[Saved data entries]
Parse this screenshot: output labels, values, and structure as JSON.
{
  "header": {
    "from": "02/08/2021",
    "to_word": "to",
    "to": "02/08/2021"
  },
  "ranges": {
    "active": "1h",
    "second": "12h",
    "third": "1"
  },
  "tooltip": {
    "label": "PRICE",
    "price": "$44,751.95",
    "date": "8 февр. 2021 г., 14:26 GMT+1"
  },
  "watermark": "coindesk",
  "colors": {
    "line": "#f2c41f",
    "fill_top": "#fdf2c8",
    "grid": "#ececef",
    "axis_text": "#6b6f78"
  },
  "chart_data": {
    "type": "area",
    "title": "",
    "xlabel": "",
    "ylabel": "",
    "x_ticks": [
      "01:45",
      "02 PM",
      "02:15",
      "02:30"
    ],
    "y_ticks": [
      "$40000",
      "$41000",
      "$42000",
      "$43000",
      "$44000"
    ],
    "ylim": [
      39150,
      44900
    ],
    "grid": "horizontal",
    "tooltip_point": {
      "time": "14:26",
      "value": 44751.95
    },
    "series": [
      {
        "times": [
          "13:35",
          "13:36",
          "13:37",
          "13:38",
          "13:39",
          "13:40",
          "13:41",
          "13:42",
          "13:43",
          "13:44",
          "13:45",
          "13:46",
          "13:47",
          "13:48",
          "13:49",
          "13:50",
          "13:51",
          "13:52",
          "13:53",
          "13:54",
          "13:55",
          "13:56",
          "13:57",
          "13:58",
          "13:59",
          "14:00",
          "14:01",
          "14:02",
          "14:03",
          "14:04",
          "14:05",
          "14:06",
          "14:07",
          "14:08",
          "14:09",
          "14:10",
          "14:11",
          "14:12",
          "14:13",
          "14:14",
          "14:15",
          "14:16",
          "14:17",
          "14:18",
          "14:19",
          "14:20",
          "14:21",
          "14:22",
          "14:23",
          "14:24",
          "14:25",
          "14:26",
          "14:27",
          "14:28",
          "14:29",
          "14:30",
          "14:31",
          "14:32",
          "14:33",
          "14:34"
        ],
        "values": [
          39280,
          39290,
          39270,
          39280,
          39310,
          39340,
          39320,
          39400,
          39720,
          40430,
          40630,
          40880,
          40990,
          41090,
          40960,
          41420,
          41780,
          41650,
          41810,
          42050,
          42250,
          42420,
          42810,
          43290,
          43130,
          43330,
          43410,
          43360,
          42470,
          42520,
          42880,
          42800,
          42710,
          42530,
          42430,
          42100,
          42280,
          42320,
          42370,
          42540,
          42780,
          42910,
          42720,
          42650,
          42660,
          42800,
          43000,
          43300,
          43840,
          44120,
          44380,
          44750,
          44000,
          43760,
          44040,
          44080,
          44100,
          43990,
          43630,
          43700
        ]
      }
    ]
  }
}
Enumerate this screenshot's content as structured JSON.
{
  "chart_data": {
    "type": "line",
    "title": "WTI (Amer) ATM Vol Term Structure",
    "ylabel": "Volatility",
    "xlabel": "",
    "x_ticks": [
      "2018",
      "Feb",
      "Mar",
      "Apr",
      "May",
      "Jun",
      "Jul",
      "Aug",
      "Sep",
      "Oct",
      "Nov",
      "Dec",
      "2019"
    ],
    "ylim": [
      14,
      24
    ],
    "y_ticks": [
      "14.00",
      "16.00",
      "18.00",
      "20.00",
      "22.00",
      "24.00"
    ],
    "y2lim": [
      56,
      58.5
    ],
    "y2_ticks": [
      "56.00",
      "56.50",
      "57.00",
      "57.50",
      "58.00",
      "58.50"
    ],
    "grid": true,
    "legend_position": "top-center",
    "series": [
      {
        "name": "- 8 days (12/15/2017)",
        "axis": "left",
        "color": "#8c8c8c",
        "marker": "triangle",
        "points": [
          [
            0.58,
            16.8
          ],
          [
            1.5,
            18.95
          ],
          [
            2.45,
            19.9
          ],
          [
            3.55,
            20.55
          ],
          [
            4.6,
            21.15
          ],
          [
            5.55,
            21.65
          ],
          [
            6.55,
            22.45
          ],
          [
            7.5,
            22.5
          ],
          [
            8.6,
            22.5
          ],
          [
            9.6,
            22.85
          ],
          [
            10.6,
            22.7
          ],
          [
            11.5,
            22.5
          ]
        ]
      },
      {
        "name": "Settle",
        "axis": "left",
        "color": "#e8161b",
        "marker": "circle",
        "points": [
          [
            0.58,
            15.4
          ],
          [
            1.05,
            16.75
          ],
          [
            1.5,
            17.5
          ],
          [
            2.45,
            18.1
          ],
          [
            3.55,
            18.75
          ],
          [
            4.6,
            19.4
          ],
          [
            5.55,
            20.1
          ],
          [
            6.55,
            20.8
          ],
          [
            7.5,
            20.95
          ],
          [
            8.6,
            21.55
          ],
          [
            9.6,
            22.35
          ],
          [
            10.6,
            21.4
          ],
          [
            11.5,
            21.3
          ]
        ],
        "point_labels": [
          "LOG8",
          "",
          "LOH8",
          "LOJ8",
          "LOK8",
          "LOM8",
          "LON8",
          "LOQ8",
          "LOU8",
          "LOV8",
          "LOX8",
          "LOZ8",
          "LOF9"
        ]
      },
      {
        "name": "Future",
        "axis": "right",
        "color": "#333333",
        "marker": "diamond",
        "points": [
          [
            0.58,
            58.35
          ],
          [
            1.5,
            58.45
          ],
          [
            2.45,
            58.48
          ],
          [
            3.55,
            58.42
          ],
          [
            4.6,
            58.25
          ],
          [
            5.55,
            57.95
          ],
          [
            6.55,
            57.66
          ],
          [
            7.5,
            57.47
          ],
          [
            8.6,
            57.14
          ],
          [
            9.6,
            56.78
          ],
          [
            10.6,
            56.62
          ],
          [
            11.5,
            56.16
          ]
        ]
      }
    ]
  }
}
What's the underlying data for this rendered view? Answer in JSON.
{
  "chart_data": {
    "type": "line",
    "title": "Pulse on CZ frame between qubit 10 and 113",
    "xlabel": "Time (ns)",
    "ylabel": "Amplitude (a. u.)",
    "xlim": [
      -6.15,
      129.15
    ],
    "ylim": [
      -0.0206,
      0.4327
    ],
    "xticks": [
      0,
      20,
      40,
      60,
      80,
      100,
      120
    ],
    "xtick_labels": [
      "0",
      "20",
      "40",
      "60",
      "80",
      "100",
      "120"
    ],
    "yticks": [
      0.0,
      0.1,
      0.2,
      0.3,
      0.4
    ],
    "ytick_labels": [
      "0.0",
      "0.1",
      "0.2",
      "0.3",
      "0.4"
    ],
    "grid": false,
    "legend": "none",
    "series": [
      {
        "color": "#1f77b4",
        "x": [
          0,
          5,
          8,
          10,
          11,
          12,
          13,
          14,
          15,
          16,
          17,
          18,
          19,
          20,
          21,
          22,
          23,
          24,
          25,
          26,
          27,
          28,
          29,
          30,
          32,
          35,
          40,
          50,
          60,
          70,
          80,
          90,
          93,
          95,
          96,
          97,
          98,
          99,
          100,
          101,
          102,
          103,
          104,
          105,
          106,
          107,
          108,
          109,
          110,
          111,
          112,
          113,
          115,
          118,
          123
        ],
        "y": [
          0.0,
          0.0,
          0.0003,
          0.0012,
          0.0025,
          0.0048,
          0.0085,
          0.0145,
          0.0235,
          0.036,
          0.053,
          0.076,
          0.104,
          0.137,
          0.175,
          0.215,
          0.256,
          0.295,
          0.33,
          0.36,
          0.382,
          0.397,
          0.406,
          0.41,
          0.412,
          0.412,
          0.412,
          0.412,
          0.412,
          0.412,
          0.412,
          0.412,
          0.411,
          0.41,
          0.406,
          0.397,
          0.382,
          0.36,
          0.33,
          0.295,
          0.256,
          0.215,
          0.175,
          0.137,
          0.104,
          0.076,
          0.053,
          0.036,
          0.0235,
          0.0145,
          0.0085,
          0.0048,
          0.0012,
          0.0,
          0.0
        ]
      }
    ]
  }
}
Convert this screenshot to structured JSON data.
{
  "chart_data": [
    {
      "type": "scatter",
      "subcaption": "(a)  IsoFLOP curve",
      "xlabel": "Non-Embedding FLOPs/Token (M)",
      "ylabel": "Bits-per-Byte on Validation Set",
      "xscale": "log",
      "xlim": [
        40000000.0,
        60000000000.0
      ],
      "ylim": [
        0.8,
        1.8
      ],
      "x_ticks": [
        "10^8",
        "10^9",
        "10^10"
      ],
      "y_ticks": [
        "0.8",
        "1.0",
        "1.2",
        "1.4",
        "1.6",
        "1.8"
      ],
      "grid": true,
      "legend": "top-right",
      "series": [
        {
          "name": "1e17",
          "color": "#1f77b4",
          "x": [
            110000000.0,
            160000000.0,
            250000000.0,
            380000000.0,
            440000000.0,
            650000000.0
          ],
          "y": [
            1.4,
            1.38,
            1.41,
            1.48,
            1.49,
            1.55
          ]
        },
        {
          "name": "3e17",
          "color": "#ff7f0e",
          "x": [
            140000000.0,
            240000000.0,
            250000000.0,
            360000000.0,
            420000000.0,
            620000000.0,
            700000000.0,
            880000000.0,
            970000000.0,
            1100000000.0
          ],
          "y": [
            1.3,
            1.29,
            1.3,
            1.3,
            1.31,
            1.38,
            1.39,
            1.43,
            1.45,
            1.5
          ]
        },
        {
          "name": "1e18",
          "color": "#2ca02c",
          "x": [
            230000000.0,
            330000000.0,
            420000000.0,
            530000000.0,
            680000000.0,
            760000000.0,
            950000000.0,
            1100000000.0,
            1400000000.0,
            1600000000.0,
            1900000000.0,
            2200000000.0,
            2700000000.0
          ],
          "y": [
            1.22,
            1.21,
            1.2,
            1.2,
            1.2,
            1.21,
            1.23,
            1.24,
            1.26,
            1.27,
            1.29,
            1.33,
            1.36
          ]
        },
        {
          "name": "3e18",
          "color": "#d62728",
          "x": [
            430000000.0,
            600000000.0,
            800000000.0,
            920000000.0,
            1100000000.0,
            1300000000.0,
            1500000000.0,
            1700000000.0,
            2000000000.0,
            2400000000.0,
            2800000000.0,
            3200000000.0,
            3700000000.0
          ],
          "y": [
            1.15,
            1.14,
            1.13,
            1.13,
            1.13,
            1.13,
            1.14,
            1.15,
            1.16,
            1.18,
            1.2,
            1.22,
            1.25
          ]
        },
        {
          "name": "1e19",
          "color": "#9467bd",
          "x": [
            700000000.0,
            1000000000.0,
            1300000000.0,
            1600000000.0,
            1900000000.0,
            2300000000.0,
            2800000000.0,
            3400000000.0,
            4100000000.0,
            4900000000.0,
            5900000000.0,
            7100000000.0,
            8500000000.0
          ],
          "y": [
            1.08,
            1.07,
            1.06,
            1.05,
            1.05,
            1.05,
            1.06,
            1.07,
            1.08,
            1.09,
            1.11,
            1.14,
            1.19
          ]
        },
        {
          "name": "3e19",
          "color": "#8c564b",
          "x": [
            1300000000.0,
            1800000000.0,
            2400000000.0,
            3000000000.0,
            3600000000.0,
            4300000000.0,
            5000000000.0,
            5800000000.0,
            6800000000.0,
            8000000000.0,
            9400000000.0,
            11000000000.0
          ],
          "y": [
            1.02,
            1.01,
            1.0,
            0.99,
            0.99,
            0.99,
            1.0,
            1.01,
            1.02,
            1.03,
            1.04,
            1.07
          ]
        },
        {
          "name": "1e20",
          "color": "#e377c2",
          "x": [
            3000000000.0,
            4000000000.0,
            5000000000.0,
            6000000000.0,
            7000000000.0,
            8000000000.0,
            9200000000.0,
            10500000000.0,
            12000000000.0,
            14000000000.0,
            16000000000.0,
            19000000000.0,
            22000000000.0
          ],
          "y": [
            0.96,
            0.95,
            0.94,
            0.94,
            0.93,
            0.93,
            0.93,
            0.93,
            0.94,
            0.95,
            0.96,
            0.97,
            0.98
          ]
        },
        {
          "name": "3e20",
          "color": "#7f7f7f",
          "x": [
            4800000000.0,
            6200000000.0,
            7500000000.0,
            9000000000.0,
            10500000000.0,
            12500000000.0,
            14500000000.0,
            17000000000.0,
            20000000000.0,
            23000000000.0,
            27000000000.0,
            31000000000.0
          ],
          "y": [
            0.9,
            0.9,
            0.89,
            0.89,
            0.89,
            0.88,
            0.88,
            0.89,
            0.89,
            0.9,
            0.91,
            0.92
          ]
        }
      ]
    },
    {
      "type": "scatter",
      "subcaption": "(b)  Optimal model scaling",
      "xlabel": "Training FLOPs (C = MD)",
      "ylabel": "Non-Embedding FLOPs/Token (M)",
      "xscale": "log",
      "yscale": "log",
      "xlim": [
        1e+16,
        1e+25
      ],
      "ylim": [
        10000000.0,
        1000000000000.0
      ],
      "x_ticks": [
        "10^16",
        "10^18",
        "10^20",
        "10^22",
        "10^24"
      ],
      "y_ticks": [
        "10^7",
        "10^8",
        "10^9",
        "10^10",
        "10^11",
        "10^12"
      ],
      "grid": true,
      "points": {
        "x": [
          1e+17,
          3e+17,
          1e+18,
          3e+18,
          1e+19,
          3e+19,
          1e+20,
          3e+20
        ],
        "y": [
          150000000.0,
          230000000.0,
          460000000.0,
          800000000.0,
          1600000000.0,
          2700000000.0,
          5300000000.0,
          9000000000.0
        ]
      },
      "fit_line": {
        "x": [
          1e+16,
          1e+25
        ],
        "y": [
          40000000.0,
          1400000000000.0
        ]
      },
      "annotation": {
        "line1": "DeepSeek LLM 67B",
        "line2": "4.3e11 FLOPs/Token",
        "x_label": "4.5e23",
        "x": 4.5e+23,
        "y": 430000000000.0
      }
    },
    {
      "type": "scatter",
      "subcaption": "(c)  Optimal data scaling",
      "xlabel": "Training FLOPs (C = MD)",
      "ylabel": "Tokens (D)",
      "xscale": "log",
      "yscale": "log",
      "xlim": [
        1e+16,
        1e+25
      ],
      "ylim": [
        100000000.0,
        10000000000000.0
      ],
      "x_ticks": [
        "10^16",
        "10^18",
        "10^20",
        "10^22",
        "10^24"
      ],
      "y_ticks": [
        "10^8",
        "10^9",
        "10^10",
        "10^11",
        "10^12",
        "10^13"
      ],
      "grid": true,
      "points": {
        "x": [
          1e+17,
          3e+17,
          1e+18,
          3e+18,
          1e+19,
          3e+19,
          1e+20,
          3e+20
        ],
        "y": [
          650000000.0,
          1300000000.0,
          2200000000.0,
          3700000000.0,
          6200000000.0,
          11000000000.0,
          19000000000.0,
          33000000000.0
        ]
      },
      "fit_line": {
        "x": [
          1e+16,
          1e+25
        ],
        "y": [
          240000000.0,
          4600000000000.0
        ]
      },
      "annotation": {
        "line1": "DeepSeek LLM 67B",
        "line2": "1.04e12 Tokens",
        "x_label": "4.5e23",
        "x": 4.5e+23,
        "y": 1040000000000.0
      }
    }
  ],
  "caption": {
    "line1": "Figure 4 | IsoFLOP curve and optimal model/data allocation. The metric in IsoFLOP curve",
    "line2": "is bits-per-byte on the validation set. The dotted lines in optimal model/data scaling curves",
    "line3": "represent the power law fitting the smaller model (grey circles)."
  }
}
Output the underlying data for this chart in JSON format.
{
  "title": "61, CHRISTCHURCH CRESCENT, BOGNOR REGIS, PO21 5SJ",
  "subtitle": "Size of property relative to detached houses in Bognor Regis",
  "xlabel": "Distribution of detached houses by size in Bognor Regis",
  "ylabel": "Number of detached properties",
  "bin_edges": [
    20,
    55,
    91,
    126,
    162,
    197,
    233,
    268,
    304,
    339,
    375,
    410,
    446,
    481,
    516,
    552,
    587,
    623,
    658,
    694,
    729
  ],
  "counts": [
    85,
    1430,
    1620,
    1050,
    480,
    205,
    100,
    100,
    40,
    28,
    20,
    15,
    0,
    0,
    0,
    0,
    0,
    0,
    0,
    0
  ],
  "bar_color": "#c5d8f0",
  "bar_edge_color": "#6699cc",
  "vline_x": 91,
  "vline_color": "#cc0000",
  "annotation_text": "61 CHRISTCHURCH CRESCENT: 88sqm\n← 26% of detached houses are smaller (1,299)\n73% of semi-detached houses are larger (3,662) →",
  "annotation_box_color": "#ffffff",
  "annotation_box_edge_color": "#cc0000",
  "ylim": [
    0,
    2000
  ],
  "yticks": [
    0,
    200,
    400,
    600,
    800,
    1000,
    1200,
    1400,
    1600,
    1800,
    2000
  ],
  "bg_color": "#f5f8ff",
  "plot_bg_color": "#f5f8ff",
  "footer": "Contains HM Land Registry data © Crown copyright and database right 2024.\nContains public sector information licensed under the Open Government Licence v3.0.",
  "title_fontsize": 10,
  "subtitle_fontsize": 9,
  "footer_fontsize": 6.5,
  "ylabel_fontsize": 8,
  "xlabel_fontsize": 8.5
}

● **WHAT TO PRODUCE**
Extract every line containing the string "marker" from the material.

● **FINISHED ANSWER**
        "marker": "triangle",
        "marker": "circle",
        "marker": "diamond",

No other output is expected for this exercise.